Exercise description => Your answer should be a single number: the count of lines holding the word "object".

Dataset entries =>
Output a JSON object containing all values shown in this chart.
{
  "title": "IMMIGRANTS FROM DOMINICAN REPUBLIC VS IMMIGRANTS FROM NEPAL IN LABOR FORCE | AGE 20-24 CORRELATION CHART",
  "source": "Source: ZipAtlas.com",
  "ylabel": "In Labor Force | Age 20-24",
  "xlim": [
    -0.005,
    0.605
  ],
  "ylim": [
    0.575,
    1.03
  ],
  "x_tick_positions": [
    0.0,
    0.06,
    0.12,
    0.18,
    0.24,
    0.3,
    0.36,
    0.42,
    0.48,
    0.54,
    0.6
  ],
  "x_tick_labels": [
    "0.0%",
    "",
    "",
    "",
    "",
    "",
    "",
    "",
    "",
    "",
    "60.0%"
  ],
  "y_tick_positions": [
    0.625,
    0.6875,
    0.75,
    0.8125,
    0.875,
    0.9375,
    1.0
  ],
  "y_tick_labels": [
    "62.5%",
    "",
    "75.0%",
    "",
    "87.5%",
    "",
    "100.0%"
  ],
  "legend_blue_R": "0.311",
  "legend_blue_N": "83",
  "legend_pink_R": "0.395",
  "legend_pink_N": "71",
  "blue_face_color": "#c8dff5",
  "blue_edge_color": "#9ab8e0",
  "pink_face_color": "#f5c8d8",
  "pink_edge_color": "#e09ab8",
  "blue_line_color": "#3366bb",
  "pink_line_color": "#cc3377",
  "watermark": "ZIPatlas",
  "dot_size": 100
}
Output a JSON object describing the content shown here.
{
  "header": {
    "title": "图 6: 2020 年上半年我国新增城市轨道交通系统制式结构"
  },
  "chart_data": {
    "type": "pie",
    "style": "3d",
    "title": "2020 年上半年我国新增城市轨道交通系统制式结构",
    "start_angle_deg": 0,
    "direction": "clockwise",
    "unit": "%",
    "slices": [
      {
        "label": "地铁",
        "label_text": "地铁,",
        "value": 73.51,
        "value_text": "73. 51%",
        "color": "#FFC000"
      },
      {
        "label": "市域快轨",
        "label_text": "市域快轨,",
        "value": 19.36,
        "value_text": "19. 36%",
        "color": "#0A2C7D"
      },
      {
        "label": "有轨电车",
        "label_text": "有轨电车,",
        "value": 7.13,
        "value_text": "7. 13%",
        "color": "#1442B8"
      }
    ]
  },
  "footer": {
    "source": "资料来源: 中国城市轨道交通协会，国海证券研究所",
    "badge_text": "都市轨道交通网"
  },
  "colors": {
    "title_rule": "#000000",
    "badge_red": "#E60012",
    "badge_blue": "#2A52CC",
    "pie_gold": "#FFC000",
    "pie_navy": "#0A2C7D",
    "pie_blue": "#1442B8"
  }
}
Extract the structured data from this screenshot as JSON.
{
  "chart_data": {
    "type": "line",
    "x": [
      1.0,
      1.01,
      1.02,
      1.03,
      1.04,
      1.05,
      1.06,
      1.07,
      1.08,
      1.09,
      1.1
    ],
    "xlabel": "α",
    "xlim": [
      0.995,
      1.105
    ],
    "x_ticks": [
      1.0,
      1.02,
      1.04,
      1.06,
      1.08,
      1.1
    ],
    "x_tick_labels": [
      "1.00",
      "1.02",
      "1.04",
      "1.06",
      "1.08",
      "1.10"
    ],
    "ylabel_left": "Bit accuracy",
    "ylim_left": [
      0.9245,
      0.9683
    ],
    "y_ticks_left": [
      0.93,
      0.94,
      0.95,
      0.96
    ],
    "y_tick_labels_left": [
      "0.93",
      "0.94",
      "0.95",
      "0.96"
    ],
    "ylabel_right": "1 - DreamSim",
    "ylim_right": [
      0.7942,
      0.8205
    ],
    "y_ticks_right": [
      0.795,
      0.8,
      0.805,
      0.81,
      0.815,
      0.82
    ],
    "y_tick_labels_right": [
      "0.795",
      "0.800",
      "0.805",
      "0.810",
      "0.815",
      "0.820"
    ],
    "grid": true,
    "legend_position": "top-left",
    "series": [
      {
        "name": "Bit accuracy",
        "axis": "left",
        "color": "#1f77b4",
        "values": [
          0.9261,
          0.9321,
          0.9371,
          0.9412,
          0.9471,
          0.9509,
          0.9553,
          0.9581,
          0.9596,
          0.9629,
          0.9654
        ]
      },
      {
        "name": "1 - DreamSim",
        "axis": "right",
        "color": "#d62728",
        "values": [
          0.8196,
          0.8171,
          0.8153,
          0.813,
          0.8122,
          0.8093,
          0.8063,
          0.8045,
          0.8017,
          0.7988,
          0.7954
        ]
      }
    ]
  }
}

Answer for this exercise => 2